:: INPUT ROWS

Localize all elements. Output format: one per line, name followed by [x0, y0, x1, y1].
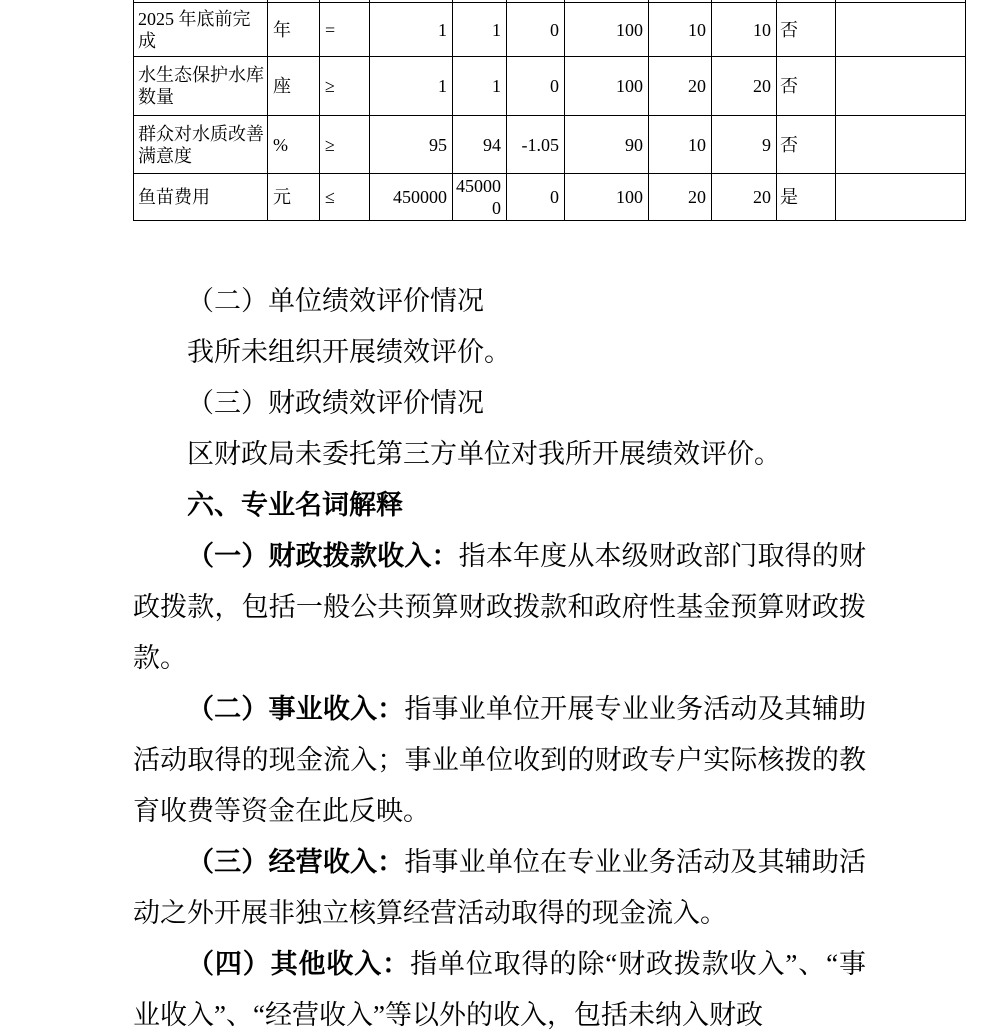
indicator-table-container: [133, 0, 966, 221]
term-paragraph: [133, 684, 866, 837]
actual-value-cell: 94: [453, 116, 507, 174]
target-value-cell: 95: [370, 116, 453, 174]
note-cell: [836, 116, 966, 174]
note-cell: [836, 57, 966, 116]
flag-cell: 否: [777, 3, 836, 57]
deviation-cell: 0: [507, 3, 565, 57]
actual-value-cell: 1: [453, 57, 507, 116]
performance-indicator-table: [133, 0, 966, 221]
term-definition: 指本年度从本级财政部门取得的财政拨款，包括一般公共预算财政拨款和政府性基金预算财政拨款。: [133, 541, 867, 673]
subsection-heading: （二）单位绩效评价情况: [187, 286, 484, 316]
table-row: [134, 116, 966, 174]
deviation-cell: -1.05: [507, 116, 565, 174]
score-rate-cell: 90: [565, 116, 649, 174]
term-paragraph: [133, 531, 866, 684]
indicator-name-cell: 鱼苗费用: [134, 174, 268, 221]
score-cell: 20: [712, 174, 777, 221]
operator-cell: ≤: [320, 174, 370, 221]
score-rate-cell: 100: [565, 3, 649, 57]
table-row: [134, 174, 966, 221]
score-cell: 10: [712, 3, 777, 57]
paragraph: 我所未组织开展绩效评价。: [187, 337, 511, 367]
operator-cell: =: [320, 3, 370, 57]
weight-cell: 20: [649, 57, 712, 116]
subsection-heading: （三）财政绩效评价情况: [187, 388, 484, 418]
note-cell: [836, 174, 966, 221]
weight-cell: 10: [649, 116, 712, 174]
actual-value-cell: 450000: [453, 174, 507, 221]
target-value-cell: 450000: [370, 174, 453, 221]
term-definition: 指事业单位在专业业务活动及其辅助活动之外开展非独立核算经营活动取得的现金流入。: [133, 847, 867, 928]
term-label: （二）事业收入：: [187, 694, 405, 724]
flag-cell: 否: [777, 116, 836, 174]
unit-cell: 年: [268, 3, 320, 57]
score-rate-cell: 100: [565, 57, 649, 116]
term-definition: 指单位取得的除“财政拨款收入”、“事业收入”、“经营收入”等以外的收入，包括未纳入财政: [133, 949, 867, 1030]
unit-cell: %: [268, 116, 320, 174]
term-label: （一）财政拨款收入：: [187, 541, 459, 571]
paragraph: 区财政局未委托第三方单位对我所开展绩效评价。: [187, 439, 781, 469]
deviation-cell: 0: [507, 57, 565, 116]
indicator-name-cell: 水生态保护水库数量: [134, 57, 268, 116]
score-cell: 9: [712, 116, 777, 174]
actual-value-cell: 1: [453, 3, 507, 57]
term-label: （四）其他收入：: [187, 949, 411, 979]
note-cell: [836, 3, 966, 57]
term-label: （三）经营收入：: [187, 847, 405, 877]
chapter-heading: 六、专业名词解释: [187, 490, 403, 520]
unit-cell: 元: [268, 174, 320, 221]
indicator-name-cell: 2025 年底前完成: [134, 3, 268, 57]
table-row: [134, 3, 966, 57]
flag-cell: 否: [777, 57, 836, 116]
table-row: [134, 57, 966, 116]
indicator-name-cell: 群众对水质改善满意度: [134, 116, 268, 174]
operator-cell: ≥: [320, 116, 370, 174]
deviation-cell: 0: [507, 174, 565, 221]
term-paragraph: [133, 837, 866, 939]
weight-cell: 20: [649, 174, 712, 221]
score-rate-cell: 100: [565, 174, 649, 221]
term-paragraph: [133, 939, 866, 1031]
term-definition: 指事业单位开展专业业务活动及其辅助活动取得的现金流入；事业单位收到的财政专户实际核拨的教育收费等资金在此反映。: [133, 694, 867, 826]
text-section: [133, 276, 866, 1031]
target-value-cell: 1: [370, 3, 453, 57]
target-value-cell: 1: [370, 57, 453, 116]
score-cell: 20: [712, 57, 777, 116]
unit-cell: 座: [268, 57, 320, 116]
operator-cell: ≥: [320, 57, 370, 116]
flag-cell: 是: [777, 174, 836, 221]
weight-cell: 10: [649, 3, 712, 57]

::::

Find every line in the rows above that contains the string "subsection", and copy each of those lines.

EXERCISE ANSWER —
subsection-heading: （二）单位绩效评价情况: [187, 286, 484, 316]
subsection-heading: （三）财政绩效评价情况: [187, 388, 484, 418]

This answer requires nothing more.